--- start Records ---

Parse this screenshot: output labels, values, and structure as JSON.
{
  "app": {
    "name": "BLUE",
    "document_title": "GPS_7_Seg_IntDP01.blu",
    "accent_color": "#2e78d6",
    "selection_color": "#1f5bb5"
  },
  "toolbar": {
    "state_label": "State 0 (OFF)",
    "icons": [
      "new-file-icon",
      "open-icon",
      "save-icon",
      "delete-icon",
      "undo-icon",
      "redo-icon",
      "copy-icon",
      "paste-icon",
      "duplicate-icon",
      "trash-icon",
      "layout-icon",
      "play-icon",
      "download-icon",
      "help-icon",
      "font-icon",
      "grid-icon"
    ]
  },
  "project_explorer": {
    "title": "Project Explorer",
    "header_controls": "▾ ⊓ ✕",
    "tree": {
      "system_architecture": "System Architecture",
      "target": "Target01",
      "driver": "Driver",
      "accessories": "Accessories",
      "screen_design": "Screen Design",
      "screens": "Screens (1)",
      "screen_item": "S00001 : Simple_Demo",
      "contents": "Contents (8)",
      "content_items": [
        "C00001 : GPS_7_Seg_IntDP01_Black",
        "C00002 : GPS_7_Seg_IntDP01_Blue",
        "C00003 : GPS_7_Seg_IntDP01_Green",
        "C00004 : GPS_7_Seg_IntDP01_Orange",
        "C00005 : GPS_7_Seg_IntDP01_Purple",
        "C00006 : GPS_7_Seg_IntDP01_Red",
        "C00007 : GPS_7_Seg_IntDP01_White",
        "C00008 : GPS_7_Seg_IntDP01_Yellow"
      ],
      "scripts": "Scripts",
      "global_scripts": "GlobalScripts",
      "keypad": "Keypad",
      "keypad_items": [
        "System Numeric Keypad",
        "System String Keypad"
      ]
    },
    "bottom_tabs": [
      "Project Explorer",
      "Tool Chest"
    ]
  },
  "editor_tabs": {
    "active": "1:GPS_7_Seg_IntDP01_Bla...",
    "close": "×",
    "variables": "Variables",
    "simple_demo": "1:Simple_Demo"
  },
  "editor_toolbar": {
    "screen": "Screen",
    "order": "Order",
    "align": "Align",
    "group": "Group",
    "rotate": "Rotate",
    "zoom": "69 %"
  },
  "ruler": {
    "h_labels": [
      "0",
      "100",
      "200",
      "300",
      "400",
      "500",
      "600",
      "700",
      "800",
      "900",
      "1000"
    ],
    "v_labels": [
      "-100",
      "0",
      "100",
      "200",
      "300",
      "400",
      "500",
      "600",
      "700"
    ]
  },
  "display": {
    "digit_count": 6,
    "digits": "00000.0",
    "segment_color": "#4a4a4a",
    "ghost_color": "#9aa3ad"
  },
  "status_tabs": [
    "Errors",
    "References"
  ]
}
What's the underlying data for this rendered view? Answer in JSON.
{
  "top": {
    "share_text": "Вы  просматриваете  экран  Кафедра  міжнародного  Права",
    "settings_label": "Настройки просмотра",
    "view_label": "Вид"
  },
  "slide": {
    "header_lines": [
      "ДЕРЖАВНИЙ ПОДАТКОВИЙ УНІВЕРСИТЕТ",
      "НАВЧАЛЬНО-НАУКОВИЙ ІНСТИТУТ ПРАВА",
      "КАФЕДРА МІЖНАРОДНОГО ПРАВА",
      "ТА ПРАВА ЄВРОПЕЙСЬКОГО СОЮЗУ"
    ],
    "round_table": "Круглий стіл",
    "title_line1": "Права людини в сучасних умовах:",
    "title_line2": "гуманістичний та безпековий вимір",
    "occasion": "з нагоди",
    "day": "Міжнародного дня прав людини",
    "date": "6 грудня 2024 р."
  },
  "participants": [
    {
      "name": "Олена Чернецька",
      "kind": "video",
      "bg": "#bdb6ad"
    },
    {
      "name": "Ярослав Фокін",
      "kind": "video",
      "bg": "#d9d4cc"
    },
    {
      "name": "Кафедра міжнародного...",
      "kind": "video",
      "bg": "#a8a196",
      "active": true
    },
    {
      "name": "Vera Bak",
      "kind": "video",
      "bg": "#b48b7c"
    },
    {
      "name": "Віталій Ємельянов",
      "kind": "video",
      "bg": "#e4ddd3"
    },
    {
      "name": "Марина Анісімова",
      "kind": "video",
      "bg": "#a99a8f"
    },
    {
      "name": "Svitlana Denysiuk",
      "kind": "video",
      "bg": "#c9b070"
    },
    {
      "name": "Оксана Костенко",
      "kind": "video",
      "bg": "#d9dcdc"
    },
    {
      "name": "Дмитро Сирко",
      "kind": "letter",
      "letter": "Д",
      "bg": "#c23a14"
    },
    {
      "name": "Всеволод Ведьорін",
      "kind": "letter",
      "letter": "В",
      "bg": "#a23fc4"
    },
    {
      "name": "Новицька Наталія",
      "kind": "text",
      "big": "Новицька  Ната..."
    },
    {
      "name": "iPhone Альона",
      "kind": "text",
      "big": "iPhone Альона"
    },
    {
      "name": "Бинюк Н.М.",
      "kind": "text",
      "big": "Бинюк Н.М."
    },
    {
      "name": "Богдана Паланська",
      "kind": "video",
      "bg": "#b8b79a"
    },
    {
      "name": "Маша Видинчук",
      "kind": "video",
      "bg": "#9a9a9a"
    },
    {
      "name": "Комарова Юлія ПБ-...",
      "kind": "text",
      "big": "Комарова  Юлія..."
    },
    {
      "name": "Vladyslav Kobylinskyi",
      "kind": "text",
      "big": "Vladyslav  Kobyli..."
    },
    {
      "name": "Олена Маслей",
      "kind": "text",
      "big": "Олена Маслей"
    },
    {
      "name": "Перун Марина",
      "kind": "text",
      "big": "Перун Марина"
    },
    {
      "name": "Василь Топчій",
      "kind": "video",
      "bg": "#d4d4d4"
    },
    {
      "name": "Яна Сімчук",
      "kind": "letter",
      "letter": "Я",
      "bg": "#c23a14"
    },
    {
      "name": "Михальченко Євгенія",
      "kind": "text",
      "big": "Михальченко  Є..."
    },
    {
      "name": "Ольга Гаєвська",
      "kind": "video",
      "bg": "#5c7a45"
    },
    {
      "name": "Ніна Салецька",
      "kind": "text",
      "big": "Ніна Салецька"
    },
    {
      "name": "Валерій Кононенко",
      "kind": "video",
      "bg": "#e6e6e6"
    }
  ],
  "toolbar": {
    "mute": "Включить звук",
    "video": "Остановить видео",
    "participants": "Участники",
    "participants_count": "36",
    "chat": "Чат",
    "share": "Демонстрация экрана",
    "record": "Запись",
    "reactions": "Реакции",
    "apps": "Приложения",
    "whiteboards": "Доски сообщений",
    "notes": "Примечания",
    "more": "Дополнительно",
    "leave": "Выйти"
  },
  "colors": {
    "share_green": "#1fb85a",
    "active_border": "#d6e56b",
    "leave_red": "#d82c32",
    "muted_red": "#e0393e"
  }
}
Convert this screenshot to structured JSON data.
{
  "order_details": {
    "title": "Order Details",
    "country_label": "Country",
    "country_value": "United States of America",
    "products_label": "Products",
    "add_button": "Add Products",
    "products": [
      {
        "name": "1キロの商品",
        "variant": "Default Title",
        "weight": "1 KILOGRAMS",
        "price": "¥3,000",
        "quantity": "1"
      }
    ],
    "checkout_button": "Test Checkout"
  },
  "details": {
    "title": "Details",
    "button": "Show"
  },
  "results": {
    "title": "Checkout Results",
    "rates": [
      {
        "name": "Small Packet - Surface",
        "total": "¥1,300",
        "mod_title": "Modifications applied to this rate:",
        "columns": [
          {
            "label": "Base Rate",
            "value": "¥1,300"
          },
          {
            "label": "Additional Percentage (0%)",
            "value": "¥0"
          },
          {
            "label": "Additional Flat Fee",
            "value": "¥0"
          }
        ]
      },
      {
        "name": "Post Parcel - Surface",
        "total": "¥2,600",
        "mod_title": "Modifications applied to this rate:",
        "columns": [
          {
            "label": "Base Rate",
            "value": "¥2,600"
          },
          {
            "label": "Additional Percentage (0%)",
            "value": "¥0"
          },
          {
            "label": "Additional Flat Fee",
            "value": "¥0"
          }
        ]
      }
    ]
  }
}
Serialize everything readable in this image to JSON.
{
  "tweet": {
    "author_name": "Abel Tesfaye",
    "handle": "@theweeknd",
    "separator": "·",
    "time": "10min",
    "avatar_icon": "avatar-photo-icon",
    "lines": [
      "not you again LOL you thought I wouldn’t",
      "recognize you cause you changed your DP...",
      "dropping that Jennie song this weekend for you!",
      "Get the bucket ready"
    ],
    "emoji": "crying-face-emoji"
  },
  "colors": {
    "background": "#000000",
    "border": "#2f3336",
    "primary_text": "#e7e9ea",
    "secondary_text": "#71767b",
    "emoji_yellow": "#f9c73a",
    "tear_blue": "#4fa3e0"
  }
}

--- end Records ---

### Exercise task
Sift through the entries and copy every line with "System".

### Full answer
      "system_architecture": "System Architecture",
        "System Numeric Keypad",
        "System String Keypad"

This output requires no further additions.